— Problem details —
Answer with a single number, the count of lines holding the word "from".

— The input —
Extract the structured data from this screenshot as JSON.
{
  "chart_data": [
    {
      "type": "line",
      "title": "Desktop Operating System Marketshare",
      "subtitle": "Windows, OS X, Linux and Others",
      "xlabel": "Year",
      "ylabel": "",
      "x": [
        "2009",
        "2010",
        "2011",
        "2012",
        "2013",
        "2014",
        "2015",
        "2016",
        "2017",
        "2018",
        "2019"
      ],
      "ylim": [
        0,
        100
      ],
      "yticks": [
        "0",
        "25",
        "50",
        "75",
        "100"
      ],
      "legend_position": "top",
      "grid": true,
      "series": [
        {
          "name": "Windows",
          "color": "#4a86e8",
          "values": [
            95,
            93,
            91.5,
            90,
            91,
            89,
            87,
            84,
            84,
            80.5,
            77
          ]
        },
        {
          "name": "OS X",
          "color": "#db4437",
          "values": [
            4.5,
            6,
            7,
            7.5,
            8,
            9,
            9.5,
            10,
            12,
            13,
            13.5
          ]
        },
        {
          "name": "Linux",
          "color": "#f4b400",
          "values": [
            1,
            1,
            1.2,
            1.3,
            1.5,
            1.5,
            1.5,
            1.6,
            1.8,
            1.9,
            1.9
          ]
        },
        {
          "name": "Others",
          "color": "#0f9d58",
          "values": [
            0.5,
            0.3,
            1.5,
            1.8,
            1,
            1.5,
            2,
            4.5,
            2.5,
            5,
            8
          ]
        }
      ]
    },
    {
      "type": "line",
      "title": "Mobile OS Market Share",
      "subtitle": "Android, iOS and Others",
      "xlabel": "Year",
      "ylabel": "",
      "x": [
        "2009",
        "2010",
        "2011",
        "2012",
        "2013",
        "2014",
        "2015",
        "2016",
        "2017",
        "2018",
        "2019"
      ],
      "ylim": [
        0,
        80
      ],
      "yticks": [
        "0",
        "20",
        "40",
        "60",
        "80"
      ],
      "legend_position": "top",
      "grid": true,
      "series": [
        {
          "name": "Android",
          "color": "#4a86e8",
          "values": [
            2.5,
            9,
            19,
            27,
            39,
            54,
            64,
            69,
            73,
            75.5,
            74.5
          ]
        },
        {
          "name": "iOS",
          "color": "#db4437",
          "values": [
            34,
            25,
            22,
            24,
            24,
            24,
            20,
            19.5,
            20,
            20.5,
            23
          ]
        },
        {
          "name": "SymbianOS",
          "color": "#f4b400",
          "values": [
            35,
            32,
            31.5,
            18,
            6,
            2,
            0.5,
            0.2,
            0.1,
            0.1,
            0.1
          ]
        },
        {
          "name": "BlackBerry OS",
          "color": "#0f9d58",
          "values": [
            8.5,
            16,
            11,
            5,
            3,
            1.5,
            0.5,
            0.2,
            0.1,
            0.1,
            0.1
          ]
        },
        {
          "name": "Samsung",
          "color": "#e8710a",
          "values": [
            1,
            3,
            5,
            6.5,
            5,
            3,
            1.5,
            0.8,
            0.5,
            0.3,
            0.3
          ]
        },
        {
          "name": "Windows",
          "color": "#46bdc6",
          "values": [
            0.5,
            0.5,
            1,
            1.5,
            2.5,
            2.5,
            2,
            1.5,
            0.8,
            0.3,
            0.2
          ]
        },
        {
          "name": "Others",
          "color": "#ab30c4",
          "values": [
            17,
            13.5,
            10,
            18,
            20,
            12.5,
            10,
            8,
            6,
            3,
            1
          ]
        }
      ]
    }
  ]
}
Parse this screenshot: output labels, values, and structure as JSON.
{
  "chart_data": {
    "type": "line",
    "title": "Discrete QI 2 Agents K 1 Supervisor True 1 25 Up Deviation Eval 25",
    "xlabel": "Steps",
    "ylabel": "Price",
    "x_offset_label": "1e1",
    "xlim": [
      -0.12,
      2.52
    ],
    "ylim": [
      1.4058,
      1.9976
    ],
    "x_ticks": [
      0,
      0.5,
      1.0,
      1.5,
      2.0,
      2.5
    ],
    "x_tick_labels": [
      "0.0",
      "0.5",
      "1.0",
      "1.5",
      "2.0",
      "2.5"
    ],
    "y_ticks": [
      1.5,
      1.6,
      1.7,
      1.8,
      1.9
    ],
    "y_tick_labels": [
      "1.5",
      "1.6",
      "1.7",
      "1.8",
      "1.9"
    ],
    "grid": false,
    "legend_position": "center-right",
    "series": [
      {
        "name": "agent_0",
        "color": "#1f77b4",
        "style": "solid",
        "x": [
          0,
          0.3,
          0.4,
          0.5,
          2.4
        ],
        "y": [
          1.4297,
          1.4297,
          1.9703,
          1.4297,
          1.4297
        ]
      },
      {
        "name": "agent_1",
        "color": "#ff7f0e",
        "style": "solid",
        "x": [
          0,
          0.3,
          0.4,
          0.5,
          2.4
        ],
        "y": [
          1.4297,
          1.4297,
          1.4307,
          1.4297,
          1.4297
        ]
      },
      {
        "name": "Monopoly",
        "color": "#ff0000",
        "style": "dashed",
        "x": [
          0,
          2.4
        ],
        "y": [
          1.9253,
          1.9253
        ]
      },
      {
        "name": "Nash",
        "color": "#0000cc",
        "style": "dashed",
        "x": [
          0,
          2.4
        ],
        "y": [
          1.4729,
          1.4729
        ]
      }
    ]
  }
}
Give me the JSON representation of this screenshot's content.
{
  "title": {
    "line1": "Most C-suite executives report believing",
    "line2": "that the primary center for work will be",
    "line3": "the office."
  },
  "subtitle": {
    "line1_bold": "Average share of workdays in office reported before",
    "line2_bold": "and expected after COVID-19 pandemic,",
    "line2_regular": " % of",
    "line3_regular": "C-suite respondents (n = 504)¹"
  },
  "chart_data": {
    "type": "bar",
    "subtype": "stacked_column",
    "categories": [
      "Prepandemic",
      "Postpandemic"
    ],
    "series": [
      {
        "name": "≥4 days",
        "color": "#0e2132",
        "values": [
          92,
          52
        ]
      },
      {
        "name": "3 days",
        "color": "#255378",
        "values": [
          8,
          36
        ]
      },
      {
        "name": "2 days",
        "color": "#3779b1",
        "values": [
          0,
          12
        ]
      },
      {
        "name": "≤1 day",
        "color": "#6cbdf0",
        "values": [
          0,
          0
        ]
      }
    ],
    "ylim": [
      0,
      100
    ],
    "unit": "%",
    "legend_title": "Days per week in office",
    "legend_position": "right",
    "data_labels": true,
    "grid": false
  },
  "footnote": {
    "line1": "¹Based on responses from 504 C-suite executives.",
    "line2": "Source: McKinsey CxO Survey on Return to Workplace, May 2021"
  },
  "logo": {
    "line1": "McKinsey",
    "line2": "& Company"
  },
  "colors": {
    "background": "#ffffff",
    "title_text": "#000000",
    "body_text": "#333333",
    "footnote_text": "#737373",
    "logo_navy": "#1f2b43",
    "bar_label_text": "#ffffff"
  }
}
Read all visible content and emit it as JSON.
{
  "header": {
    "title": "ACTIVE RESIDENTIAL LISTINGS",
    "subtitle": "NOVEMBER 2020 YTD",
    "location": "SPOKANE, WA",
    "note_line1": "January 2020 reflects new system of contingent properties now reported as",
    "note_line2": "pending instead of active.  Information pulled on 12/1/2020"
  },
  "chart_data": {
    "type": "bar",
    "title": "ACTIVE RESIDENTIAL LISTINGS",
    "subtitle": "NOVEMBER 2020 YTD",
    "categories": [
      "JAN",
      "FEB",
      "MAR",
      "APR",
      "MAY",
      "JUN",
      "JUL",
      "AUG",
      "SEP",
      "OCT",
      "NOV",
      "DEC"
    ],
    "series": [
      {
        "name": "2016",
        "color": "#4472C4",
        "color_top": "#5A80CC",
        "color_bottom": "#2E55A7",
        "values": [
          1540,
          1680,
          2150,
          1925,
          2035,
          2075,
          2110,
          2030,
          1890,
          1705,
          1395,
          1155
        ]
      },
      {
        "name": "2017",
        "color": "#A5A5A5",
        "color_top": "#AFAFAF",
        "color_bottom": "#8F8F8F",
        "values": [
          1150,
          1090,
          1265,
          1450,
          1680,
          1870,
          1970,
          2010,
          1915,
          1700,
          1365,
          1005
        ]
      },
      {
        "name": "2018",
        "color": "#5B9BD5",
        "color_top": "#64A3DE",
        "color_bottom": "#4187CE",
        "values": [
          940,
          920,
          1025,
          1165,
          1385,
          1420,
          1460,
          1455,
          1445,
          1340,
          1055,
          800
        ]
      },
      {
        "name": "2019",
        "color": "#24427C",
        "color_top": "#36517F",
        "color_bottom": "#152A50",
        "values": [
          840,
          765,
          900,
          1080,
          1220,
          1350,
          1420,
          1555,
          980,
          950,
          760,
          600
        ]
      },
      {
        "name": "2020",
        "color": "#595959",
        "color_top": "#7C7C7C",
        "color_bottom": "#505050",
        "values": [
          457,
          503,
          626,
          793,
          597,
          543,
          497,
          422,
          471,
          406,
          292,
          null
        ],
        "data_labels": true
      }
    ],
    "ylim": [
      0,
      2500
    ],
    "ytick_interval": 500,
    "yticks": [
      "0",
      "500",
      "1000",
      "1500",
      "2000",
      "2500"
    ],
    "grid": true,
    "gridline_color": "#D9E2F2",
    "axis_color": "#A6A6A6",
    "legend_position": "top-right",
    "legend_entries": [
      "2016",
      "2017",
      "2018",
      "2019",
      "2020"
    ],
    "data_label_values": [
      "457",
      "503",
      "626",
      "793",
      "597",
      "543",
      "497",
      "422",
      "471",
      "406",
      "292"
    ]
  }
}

— Worked solution —
2